▶ [Extracted information]

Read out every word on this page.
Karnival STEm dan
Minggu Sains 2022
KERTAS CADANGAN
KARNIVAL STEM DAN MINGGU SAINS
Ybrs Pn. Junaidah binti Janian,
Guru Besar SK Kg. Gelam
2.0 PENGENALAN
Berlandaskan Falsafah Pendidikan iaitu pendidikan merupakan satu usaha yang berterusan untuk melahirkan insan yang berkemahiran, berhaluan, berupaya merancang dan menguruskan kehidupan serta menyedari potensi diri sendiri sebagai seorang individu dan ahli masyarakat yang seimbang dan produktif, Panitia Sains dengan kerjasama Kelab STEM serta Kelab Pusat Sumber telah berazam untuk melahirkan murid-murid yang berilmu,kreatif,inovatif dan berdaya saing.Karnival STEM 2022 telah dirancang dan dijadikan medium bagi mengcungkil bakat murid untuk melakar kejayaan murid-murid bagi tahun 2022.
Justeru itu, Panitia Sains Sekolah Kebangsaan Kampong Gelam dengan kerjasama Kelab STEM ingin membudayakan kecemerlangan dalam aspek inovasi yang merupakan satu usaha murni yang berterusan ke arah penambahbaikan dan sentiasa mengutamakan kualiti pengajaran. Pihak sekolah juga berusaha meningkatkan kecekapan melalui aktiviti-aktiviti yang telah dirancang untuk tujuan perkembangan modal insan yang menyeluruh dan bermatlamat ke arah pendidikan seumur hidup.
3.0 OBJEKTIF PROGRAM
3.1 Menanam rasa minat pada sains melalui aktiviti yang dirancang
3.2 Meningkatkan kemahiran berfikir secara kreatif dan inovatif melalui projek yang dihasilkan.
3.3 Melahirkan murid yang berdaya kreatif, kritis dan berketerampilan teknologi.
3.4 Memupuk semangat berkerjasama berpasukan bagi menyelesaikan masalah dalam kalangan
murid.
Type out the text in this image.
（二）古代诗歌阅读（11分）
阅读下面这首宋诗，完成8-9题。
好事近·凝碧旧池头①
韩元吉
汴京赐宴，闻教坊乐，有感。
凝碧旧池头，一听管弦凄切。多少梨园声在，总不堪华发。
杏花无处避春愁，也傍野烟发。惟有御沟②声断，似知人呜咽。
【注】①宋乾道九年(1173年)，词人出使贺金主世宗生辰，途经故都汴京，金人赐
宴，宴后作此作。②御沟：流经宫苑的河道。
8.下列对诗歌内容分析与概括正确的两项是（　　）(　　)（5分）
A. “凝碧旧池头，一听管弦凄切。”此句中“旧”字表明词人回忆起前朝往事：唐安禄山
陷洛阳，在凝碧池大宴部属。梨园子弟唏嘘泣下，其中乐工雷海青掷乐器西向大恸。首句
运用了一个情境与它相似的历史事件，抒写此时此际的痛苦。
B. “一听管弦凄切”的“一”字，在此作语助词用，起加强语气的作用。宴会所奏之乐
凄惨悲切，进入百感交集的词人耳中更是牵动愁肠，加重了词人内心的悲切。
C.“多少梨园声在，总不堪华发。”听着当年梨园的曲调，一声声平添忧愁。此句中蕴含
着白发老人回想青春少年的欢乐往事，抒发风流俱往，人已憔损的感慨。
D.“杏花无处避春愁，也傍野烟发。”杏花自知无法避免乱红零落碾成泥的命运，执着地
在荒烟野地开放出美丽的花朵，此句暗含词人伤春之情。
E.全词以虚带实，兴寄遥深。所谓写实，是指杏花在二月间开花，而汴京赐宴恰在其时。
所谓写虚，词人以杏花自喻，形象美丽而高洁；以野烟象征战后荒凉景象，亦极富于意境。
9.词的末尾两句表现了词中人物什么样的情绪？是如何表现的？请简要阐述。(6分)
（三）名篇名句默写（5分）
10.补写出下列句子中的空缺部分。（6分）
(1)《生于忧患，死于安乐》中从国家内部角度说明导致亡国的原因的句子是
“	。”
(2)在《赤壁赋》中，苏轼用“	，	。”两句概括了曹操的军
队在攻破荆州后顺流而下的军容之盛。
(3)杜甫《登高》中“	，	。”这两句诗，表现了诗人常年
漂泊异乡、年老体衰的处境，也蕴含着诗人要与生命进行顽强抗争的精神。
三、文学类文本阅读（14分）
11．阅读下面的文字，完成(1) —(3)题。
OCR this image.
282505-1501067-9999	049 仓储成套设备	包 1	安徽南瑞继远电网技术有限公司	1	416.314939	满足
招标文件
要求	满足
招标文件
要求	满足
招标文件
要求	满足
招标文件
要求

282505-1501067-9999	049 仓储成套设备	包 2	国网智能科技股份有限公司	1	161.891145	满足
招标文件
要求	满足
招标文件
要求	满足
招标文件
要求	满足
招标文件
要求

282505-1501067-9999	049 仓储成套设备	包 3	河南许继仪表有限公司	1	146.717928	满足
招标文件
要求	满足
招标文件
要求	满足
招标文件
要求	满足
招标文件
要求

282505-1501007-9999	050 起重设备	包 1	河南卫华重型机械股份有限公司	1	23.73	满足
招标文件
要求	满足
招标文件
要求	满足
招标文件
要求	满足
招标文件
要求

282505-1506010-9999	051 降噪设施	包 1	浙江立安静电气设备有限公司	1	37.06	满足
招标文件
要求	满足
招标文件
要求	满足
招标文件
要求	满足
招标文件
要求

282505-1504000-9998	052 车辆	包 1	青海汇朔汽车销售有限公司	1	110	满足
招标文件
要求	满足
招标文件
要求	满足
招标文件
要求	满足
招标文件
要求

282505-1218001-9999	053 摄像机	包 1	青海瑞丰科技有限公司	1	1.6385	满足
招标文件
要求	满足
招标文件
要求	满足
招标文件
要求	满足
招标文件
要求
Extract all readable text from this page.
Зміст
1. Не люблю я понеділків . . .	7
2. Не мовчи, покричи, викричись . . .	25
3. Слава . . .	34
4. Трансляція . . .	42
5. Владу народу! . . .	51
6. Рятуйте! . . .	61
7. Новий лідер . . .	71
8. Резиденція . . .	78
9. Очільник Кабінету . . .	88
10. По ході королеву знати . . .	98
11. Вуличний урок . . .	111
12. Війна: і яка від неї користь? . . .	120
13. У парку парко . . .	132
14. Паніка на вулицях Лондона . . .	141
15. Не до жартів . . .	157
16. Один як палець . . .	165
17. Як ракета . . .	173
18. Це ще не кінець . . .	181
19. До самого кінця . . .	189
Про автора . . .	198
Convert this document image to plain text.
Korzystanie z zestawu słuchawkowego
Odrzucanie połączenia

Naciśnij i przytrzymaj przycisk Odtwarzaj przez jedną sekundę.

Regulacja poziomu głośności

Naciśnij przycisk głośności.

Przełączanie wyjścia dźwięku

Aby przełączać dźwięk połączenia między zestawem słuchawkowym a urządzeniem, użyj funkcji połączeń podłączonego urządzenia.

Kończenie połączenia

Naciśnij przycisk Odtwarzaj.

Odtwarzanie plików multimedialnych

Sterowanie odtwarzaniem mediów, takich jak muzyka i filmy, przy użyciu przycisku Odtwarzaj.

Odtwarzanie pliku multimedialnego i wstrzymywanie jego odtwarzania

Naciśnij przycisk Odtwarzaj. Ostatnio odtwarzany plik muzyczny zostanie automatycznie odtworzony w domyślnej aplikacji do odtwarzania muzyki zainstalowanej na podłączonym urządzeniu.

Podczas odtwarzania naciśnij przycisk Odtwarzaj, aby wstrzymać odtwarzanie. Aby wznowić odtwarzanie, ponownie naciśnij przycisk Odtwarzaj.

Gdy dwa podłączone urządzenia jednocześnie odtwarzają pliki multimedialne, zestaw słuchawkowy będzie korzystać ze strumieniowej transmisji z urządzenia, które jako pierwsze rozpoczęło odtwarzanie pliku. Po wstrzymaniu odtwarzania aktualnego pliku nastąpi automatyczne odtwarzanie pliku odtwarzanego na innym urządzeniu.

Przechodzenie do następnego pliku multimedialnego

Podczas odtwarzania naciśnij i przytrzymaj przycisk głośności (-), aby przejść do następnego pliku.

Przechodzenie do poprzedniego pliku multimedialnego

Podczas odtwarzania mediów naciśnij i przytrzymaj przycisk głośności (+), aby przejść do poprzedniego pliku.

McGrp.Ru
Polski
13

▶ [Written instruction]
Which lines include "połączenia"? Copy each of them out.

▶ [Response below]
Odrzucanie połączenia
Aby przełączać dźwięk połączenia między zestawem słuchawkowym a urządzeniem, użyj funkcji połączeń podłączonego urządzenia.
Kończenie połączenia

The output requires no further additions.